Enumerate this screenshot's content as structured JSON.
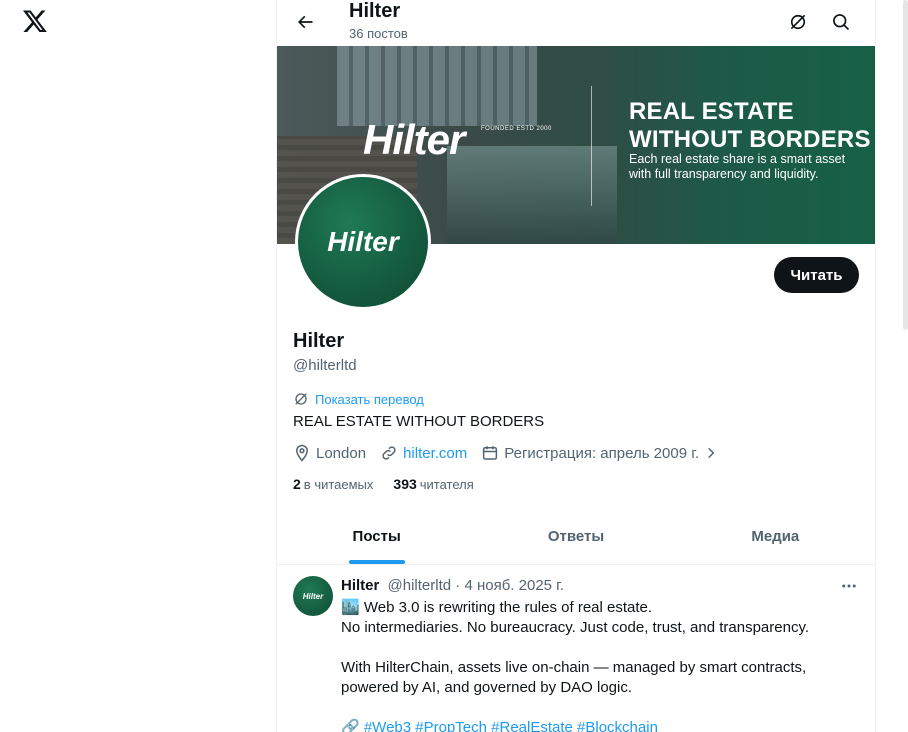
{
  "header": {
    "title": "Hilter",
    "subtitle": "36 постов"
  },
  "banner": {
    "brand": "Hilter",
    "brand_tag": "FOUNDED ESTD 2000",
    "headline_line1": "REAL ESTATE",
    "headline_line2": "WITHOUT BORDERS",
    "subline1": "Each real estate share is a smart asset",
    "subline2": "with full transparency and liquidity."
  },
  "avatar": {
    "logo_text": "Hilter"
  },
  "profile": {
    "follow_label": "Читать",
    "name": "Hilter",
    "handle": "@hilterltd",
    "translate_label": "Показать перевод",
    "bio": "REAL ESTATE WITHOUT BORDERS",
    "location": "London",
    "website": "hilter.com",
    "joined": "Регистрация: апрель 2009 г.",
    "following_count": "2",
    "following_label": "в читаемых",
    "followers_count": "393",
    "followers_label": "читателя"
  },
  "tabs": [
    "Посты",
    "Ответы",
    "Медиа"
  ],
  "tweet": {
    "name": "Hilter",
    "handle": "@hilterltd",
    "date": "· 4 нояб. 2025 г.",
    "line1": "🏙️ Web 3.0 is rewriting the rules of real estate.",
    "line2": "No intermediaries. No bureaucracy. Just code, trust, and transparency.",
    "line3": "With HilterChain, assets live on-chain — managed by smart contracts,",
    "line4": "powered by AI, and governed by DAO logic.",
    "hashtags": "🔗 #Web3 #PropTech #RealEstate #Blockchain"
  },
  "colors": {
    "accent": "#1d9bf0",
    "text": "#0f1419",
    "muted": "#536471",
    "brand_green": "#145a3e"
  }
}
* * * *
Set exercise | Using the data above, write out every line exactly, leaving the images behind.

Result below |
Enumerate this screenshot's content as structured JSON.
{
  "header": {
    "title": "Hilter",
    "subtitle": "36 постов"
  },
  "banner": {
    "brand": "Hilter",
    "brand_tag": "FOUNDED ESTD 2000",
    "headline_line1": "REAL ESTATE",
    "headline_line2": "WITHOUT BORDERS",
    "subline1": "Each real estate share is a smart asset",
    "subline2": "with full transparency and liquidity."
  },
  "avatar": {
    "logo_text": "Hilter"
  },
  "profile": {
    "follow_label": "Читать",
    "name": "Hilter",
    "handle": "@hilterltd",
    "translate_label": "Показать перевод",
    "bio": "REAL ESTATE WITHOUT BORDERS",
    "location": "London",
    "website": "hilter.com",
    "joined": "Регистрация: апрель 2009 г.",
    "following_count": "2",
    "following_label": "в читаемых",
    "followers_count": "393",
    "followers_label": "читателя"
  },
  "tabs": [
    "Посты",
    "Ответы",
    "Медиа"
  ],
  "tweet": {
    "name": "Hilter",
    "handle": "@hilterltd",
    "date": "· 4 нояб. 2025 г.",
    "line1": "🏙️ Web 3.0 is rewriting the rules of real estate.",
    "line2": "No intermediaries. No bureaucracy. Just code, trust, and transparency.",
    "line3": "With HilterChain, assets live on-chain — managed by smart contracts,",
    "line4": "powered by AI, and governed by DAO logic.",
    "hashtags": "🔗 #Web3 #PropTech #RealEstate #Blockchain"
  },
  "colors": {
    "accent": "#1d9bf0",
    "text": "#0f1419",
    "muted": "#536471",
    "brand_green": "#145a3e"
  }
}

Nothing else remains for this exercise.